Written request:
Each line that follows is to be retyped exactly.
┌─ Records provided
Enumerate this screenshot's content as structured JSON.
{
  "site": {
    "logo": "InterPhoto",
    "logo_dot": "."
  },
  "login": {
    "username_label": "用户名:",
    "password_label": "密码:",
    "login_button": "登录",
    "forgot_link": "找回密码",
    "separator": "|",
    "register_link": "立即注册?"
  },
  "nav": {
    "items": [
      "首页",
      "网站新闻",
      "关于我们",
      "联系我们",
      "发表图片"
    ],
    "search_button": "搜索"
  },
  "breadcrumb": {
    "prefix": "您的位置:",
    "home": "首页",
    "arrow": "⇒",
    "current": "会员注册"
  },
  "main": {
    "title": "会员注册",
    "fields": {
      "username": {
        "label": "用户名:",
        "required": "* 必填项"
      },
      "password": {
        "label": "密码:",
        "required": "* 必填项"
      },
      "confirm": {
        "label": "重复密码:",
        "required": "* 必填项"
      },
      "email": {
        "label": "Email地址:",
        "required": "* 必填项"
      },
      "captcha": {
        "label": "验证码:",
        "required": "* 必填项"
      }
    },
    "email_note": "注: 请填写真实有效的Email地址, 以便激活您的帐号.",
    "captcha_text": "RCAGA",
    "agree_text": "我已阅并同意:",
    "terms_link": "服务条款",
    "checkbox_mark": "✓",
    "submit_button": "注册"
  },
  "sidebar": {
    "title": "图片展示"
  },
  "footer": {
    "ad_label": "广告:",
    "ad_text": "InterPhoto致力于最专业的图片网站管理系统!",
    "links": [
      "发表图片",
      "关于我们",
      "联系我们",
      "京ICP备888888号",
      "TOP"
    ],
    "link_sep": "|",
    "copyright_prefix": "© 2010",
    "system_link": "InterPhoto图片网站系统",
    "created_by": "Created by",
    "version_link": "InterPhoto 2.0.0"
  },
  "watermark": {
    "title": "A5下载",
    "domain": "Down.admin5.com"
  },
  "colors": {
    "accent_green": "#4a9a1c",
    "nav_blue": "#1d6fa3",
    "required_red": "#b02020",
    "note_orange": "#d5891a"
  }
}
└─
Full output:
Enumerate this screenshot's content as structured JSON.
{
  "site": {
    "logo": "InterPhoto",
    "logo_dot": "."
  },
  "login": {
    "username_label": "用户名:",
    "password_label": "密码:",
    "login_button": "登录",
    "forgot_link": "找回密码",
    "separator": "|",
    "register_link": "立即注册?"
  },
  "nav": {
    "items": [
      "首页",
      "网站新闻",
      "关于我们",
      "联系我们",
      "发表图片"
    ],
    "search_button": "搜索"
  },
  "breadcrumb": {
    "prefix": "您的位置:",
    "home": "首页",
    "arrow": "⇒",
    "current": "会员注册"
  },
  "main": {
    "title": "会员注册",
    "fields": {
      "username": {
        "label": "用户名:",
        "required": "* 必填项"
      },
      "password": {
        "label": "密码:",
        "required": "* 必填项"
      },
      "confirm": {
        "label": "重复密码:",
        "required": "* 必填项"
      },
      "email": {
        "label": "Email地址:",
        "required": "* 必填项"
      },
      "captcha": {
        "label": "验证码:",
        "required": "* 必填项"
      }
    },
    "email_note": "注: 请填写真实有效的Email地址, 以便激活您的帐号.",
    "captcha_text": "RCAGA",
    "agree_text": "我已阅并同意:",
    "terms_link": "服务条款",
    "checkbox_mark": "✓",
    "submit_button": "注册"
  },
  "sidebar": {
    "title": "图片展示"
  },
  "footer": {
    "ad_label": "广告:",
    "ad_text": "InterPhoto致力于最专业的图片网站管理系统!",
    "links": [
      "发表图片",
      "关于我们",
      "联系我们",
      "京ICP备888888号",
      "TOP"
    ],
    "link_sep": "|",
    "copyright_prefix": "© 2010",
    "system_link": "InterPhoto图片网站系统",
    "created_by": "Created by",
    "version_link": "InterPhoto 2.0.0"
  },
  "watermark": {
    "title": "A5下载",
    "domain": "Down.admin5.com"
  },
  "colors": {
    "accent_green": "#4a9a1c",
    "nav_blue": "#1d6fa3",
    "required_red": "#b02020",
    "note_orange": "#d5891a"
  }
}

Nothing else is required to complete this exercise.